[Data section start]

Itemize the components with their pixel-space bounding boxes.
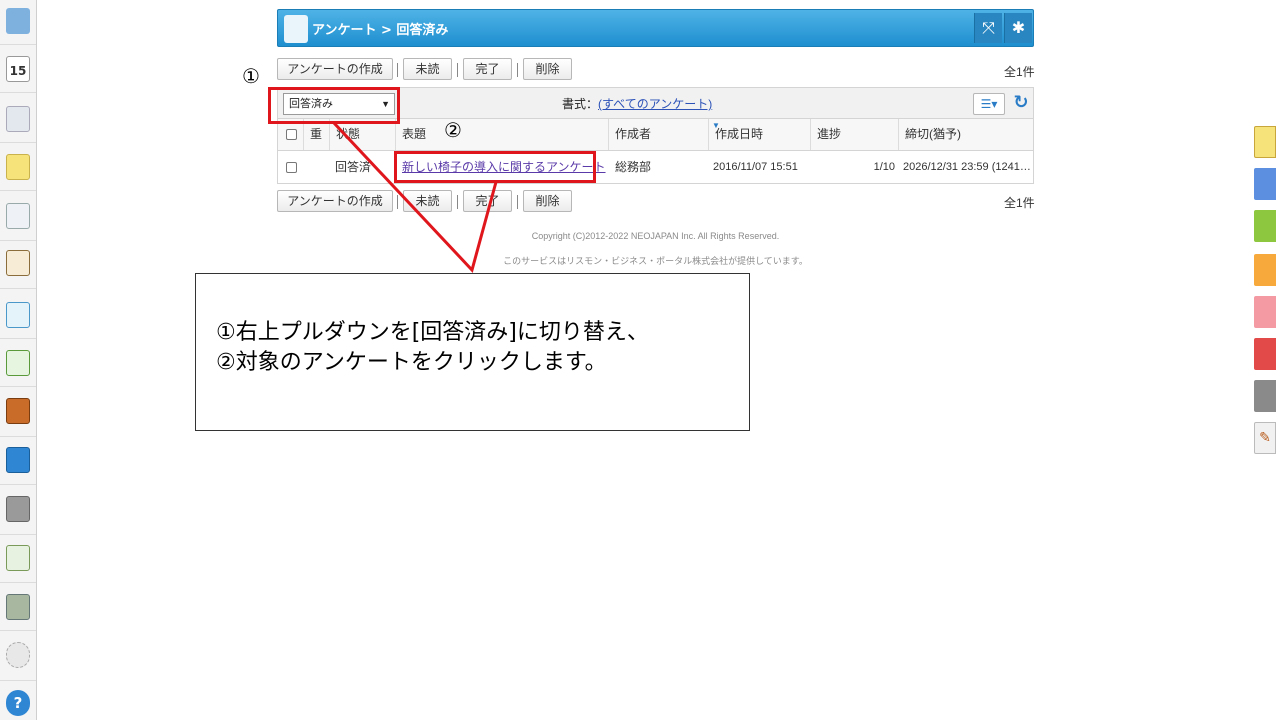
column-header-title[interactable]: 表題 (396, 119, 609, 150)
dock-divider (0, 582, 36, 583)
facility-icon[interactable] (6, 106, 30, 132)
table-row: 回答済 新しい椅子の導入に関するアンケート 総務部 2016/11/07 15:… (277, 151, 1034, 184)
done-button-bottom[interactable]: 完了 (463, 190, 512, 212)
marker-two: ② (444, 118, 462, 142)
calendar-icon[interactable]: 15 (6, 56, 30, 82)
dock-divider (0, 190, 36, 191)
format-link[interactable]: (すべてのアンケート) (598, 97, 712, 111)
toolbar-divider (517, 63, 518, 77)
instruction-callout: ①右上プルダウンを[回答済み]に切り替え、 ②対象のアンケートをクリックします。 (195, 273, 750, 431)
total-count: 全1件 (1004, 65, 1035, 79)
list-view-icon[interactable]: ☰▾ (973, 93, 1005, 115)
dock-divider (0, 680, 36, 681)
column-header-created-label: 作成日時 (715, 127, 764, 141)
format-filter: 書式：(すべてのアンケート) (562, 95, 712, 112)
refresh-icon[interactable]: ↻ (1012, 92, 1030, 114)
dock-divider (0, 386, 36, 387)
column-header-author[interactable]: 作成者 (609, 119, 709, 150)
green-tab[interactable] (1254, 210, 1276, 242)
dock-divider (0, 534, 36, 535)
photo-shortcut-icon[interactable] (6, 594, 30, 620)
column-header-progress[interactable]: 進捗 (811, 119, 899, 150)
page-title-bar: アンケート > 回答済み ⤧ ✱ (277, 9, 1034, 47)
marker-one: ① (242, 64, 260, 88)
fullscreen-icon[interactable]: ⤧ (974, 13, 1002, 43)
bulletin-icon[interactable] (6, 203, 30, 229)
app-dock: 15 ? (0, 0, 37, 720)
create-survey-button[interactable]: アンケートの作成 (277, 58, 393, 80)
app-shortcut-icon[interactable] (6, 545, 30, 571)
dock-divider (0, 92, 36, 93)
unread-button[interactable]: 未読 (403, 58, 452, 80)
gray-tab[interactable] (1254, 380, 1276, 412)
row-status: 回答済 (335, 160, 372, 174)
column-header-created[interactable]: ▼ 作成日時 (709, 119, 811, 150)
dock-divider (0, 436, 36, 437)
title-highlight-box (394, 151, 596, 183)
instruction-text: ①右上プルダウンを[回答済み]に切り替え、 ②対象のアンケートをクリックします。 (216, 318, 649, 378)
row-created: 2016/11/07 15:51 (713, 161, 798, 173)
delete-button[interactable]: 削除 (523, 58, 572, 80)
dock-divider (0, 240, 36, 241)
format-prefix: 書式： (562, 97, 599, 111)
sort-desc-icon: ▼ (712, 121, 720, 130)
create-survey-button-bottom[interactable]: アンケートの作成 (277, 190, 393, 212)
instruction-line-2: ②対象のアンケートをクリックします。 (216, 350, 607, 375)
red-tab[interactable] (1254, 338, 1276, 370)
workflow-icon[interactable] (6, 350, 30, 376)
blue-tab[interactable] (1254, 168, 1276, 200)
row-progress: 1/10 (873, 161, 895, 173)
breadcrumb: アンケート > 回答済み (312, 23, 449, 38)
unread-button-bottom[interactable]: 未読 (403, 190, 452, 212)
dock-divider (0, 630, 36, 631)
total-count-bottom: 全1件 (1004, 196, 1035, 210)
toolbar-divider (397, 195, 398, 209)
gear-icon[interactable] (6, 642, 30, 668)
delete-button-bottom[interactable]: 削除 (523, 190, 572, 212)
dock-divider (0, 142, 36, 143)
dock-divider (0, 288, 36, 289)
toolbar-divider (517, 195, 518, 209)
row-deadline: 2026/12/31 23:59 (1241… (903, 161, 1031, 173)
gear-icon[interactable]: ✱ (1004, 13, 1032, 43)
dock-divider (0, 484, 36, 485)
clipboard-icon[interactable] (6, 250, 30, 276)
pencil-icon[interactable]: ✎ (1254, 422, 1276, 454)
survey-icon (284, 15, 308, 43)
pink-tab[interactable] (1254, 296, 1276, 328)
survey-icon[interactable] (6, 302, 30, 328)
help-icon[interactable]: ? (6, 690, 30, 716)
folder-icon[interactable] (6, 496, 30, 522)
done-button[interactable]: 完了 (463, 58, 512, 80)
column-header-deadline[interactable]: 締切(猶予) (899, 119, 1034, 150)
cabinet-icon[interactable] (6, 398, 30, 424)
dock-divider (0, 338, 36, 339)
memo-icon[interactable] (6, 154, 30, 180)
toolbar-divider (457, 195, 458, 209)
toolbar-divider (457, 63, 458, 77)
calendar-day-label: 15 (9, 64, 27, 78)
sticky-note-tab[interactable] (1254, 126, 1276, 158)
provider-text: このサービスはリスモン・ビジネス・ポータル株式会社が提供しています。 (503, 256, 808, 266)
row-checkbox[interactable] (286, 162, 297, 173)
dock-divider (0, 44, 36, 45)
neo-icon[interactable] (6, 447, 30, 473)
select-all-checkbox[interactable] (286, 129, 297, 140)
portal-icon[interactable] (6, 8, 30, 34)
orange-tab[interactable] (1254, 254, 1276, 286)
toolbar-divider (397, 63, 398, 77)
row-author: 総務部 (615, 160, 652, 174)
instruction-line-1: ①右上プルダウンを[回答済み]に切り替え、 (216, 320, 649, 345)
copyright-text: Copyright (C)2012-2022 NEOJAPAN Inc. All… (531, 231, 780, 241)
dropdown-highlight-box (268, 87, 400, 124)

[Data section end]

• Exercise details:
Reproduce every line of the items above verbatim, omitting the pictures.

• Problem solution:
Itemize the components with their pixel-space bounding boxes.
column-header-title[interactable]: 表題 (396, 119, 609, 150)
dock-divider (0, 582, 36, 583)
facility-icon[interactable] (6, 106, 30, 132)
table-row: 回答済 新しい椅子の導入に関するアンケート 総務部 2016/11/07 15:… (277, 151, 1034, 184)
done-button-bottom[interactable]: 完了 (463, 190, 512, 212)
marker-two: ② (444, 118, 462, 142)
calendar-icon[interactable]: 15 (6, 56, 30, 82)
dock-divider (0, 190, 36, 191)
format-link[interactable]: (すべてのアンケート) (598, 97, 712, 111)
toolbar-divider (517, 63, 518, 77)
instruction-callout: ①右上プルダウンを[回答済み]に切り替え、 ②対象のアンケートをクリックします。 (195, 273, 750, 431)
total-count: 全1件 (1004, 65, 1035, 79)
list-view-icon[interactable]: ☰▾ (973, 93, 1005, 115)
dock-divider (0, 680, 36, 681)
column-header-created-label: 作成日時 (715, 127, 764, 141)
format-filter: 書式：(すべてのアンケート) (562, 95, 712, 112)
refresh-icon[interactable]: ↻ (1012, 92, 1030, 114)
dock-divider (0, 386, 36, 387)
column-header-author[interactable]: 作成者 (609, 119, 709, 150)
green-tab[interactable] (1254, 210, 1276, 242)
dock-divider (0, 534, 36, 535)
photo-shortcut-icon[interactable] (6, 594, 30, 620)
column-header-progress[interactable]: 進捗 (811, 119, 899, 150)
page-title-bar: アンケート > 回答済み ⤧ ✱ (277, 9, 1034, 47)
marker-one: ① (242, 64, 260, 88)
fullscreen-icon[interactable]: ⤧ (974, 13, 1002, 43)
bulletin-icon[interactable] (6, 203, 30, 229)
app-dock: 15 ? (0, 0, 37, 720)
create-survey-button[interactable]: アンケートの作成 (277, 58, 393, 80)
app-shortcut-icon[interactable] (6, 545, 30, 571)
dock-divider (0, 92, 36, 93)
unread-button[interactable]: 未読 (403, 58, 452, 80)
gray-tab[interactable] (1254, 380, 1276, 412)
row-status: 回答済 (335, 160, 372, 174)
column-header-created[interactable]: ▼ 作成日時 (709, 119, 811, 150)
dock-divider (0, 436, 36, 437)
title-highlight-box (394, 151, 596, 183)
instruction-text: ①右上プルダウンを[回答済み]に切り替え、 ②対象のアンケートをクリックします。 (216, 318, 649, 378)
row-created: 2016/11/07 15:51 (713, 161, 798, 173)
delete-button[interactable]: 削除 (523, 58, 572, 80)
dock-divider (0, 240, 36, 241)
format-prefix: 書式： (562, 97, 599, 111)
sort-desc-icon: ▼ (712, 121, 720, 130)
create-survey-button-bottom[interactable]: アンケートの作成 (277, 190, 393, 212)
instruction-line-2: ②対象のアンケートをクリックします。 (216, 350, 607, 375)
red-tab[interactable] (1254, 338, 1276, 370)
workflow-icon[interactable] (6, 350, 30, 376)
blue-tab[interactable] (1254, 168, 1276, 200)
row-progress: 1/10 (873, 161, 895, 173)
breadcrumb: アンケート > 回答済み (312, 23, 449, 38)
unread-button-bottom[interactable]: 未読 (403, 190, 452, 212)
dock-divider (0, 630, 36, 631)
total-count-bottom: 全1件 (1004, 196, 1035, 210)
toolbar-divider (397, 195, 398, 209)
gear-icon[interactable] (6, 642, 30, 668)
delete-button-bottom[interactable]: 削除 (523, 190, 572, 212)
dock-divider (0, 142, 36, 143)
dock-divider (0, 288, 36, 289)
toolbar-divider (517, 195, 518, 209)
row-deadline: 2026/12/31 23:59 (1241… (903, 161, 1031, 173)
gear-icon[interactable]: ✱ (1004, 13, 1032, 43)
dock-divider (0, 484, 36, 485)
clipboard-icon[interactable] (6, 250, 30, 276)
pencil-icon[interactable]: ✎ (1254, 422, 1276, 454)
survey-icon (284, 15, 308, 43)
pink-tab[interactable] (1254, 296, 1276, 328)
survey-icon[interactable] (6, 302, 30, 328)
help-icon[interactable]: ? (6, 690, 30, 716)
folder-icon[interactable] (6, 496, 30, 522)
done-button[interactable]: 完了 (463, 58, 512, 80)
column-header-deadline[interactable]: 締切(猶予) (899, 119, 1034, 150)
cabinet-icon[interactable] (6, 398, 30, 424)
dock-divider (0, 338, 36, 339)
memo-icon[interactable] (6, 154, 30, 180)
toolbar-divider (457, 195, 458, 209)
toolbar-divider (457, 63, 458, 77)
calendar-day-label: 15 (9, 64, 27, 78)
sticky-note-tab[interactable] (1254, 126, 1276, 158)
provider-text: このサービスはリスモン・ビジネス・ポータル株式会社が提供しています。 (503, 256, 808, 266)
row-checkbox[interactable] (286, 162, 297, 173)
dock-divider (0, 44, 36, 45)
neo-icon[interactable] (6, 447, 30, 473)
select-all-checkbox[interactable] (286, 129, 297, 140)
portal-icon[interactable] (6, 8, 30, 34)
orange-tab[interactable] (1254, 254, 1276, 286)
toolbar-divider (397, 63, 398, 77)
row-author: 総務部 (615, 160, 652, 174)
instruction-line-1: ①右上プルダウンを[回答済み]に切り替え、 (216, 320, 649, 345)
copyright-text: Copyright (C)2012-2022 NEOJAPAN Inc. All… (531, 231, 780, 241)
dropdown-highlight-box (268, 87, 400, 124)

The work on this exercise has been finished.